◆ **Source records**
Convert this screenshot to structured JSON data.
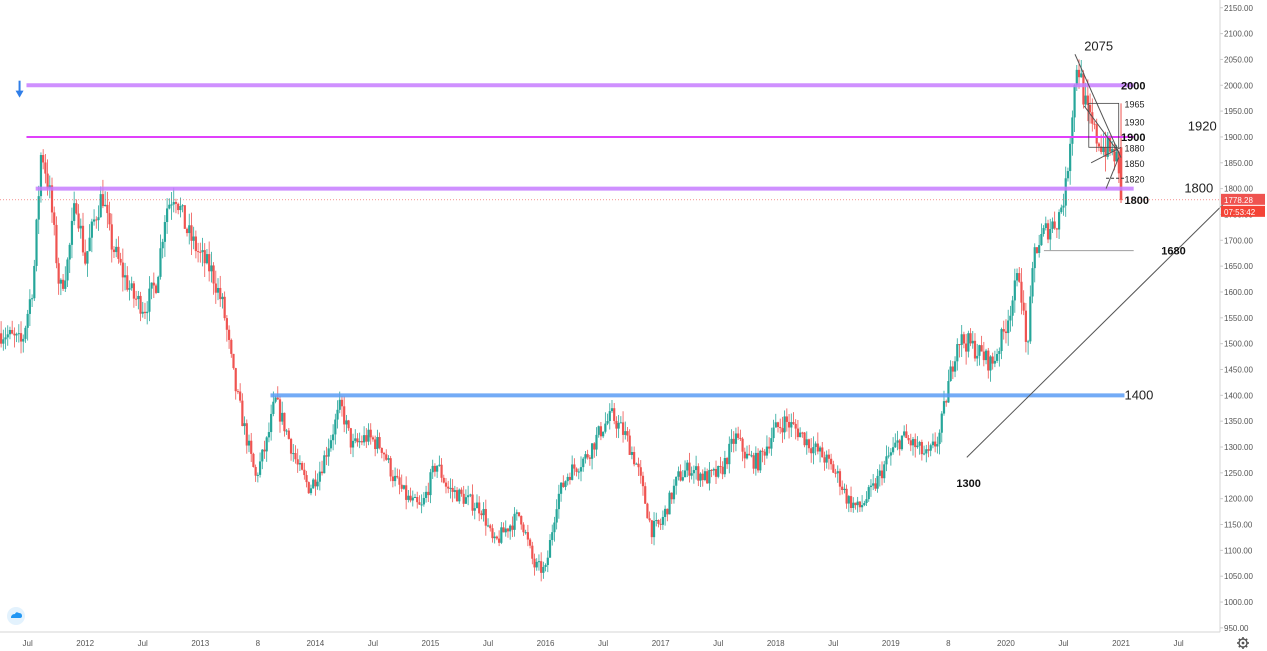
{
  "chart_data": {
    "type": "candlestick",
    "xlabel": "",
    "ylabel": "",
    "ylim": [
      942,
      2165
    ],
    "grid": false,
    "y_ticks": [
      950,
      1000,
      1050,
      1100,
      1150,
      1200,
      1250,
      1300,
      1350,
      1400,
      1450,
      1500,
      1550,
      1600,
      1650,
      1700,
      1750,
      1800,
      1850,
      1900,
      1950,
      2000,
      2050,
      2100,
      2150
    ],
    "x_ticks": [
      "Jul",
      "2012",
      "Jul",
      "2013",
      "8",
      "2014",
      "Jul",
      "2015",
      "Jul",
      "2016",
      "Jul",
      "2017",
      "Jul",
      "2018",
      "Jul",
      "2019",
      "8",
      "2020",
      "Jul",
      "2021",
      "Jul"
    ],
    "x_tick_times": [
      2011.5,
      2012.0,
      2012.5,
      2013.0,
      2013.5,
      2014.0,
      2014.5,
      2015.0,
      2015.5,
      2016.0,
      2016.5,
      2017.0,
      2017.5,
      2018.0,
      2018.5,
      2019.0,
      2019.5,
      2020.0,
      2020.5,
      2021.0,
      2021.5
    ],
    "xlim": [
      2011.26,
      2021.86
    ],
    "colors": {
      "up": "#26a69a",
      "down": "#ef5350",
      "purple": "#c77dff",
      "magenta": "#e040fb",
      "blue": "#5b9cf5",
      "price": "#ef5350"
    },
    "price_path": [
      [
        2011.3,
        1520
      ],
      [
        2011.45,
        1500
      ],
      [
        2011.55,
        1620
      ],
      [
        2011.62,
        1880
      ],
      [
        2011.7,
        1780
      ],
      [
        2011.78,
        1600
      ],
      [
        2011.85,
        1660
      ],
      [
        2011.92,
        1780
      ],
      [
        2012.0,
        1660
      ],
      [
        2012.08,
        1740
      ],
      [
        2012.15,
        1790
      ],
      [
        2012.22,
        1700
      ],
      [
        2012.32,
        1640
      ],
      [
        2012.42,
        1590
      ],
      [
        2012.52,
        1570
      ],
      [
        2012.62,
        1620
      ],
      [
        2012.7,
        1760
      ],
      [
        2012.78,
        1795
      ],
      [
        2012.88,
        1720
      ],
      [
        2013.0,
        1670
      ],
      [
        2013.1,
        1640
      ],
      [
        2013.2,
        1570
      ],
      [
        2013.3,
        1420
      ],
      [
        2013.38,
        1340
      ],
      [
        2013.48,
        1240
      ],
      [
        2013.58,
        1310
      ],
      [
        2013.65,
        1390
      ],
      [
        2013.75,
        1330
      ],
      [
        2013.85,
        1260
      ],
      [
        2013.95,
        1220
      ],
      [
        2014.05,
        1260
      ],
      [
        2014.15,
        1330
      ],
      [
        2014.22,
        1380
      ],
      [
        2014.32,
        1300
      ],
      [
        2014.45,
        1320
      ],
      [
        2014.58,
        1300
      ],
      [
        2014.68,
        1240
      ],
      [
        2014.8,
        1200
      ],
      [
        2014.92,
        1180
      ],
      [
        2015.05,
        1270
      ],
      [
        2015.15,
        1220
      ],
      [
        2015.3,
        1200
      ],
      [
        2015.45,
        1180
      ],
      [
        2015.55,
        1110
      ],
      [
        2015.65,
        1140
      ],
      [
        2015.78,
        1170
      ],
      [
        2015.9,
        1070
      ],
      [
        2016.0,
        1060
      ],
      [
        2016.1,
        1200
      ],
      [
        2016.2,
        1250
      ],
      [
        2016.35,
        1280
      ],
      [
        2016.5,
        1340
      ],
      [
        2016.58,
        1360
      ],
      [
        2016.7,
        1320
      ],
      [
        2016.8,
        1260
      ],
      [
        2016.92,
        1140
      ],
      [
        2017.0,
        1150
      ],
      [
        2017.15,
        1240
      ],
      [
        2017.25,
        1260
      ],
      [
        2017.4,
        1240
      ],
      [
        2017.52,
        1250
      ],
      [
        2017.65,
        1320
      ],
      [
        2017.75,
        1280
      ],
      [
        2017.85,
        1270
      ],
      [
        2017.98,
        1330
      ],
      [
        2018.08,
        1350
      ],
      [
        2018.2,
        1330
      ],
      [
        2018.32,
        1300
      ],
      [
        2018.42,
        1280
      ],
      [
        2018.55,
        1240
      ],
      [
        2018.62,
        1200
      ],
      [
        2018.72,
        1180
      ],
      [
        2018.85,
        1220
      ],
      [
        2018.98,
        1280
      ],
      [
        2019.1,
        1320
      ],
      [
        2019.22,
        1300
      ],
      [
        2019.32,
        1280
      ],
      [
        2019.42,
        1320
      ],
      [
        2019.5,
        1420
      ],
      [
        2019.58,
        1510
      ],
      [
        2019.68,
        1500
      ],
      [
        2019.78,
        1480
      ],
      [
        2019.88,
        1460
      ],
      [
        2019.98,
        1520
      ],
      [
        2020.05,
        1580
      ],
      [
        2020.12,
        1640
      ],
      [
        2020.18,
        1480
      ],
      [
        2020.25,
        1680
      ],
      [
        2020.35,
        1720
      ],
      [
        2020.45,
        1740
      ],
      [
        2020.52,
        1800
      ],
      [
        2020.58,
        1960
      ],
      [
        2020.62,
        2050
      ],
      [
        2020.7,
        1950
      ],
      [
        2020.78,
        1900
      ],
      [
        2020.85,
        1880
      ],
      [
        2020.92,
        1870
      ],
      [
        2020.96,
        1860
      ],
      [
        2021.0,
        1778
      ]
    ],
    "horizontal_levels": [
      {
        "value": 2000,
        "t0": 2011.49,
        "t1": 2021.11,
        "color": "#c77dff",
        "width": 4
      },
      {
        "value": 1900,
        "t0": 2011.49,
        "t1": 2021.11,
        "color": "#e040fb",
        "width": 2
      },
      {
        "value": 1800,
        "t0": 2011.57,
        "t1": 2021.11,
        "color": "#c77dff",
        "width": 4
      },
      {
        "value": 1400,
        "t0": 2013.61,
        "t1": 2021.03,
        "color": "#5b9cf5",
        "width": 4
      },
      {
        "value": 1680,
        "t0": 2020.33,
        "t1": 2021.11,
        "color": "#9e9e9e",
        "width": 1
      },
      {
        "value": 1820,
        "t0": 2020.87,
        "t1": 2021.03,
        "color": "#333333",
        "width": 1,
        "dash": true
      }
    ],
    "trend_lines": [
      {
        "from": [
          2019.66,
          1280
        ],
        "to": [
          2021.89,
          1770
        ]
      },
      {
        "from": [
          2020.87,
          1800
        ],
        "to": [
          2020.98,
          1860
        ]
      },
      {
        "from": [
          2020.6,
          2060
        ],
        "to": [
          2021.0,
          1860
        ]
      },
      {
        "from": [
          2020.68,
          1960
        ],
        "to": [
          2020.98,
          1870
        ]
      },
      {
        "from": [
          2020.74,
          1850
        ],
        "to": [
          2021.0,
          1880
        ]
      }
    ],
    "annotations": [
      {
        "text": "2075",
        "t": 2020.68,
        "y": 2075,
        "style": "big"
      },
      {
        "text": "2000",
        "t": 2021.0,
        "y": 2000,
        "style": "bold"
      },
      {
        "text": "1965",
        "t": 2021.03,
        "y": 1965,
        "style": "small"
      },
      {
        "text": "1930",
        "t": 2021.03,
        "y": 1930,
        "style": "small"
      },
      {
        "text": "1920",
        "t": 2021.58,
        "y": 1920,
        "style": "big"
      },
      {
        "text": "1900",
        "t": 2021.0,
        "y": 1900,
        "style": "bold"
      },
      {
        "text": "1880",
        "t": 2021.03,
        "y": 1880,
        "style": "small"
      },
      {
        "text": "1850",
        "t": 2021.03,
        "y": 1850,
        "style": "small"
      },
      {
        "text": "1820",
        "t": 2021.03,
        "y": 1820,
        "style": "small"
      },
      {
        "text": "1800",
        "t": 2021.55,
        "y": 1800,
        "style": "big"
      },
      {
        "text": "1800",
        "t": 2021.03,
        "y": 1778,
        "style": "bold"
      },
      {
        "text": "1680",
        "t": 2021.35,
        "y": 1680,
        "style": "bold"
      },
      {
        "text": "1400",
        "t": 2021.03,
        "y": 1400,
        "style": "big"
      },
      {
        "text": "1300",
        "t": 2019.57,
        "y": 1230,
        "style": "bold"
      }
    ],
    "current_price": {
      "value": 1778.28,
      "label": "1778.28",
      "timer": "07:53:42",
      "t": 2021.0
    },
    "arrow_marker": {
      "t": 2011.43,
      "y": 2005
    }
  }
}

◆ **DIRECTION**
Count every line in the data where the string "value" occurs. Give nothing except the number.

◆ **COMPLETED EXERCISE**
7